SET TASK → Find and copy each line of the records where the string "structured" shows up.

MATERIAL SHOWN →
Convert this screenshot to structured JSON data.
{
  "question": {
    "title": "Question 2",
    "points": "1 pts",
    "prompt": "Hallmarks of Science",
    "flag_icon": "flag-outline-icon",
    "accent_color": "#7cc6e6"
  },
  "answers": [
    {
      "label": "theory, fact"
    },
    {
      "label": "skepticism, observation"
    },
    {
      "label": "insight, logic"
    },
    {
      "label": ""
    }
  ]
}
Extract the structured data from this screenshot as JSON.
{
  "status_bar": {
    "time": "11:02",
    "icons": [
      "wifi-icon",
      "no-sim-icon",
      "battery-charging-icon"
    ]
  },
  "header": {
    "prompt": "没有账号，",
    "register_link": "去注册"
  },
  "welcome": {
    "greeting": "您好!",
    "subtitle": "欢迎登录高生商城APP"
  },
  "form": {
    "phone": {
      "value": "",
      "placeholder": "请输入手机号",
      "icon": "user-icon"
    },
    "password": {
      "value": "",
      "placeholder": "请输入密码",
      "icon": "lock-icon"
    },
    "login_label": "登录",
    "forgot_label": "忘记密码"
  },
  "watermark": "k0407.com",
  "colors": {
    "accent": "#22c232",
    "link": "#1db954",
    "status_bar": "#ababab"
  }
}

ANSWER TO THIS PROBLEM →
Convert this screenshot to structured JSON data.
Extract the structured data from this screenshot as JSON.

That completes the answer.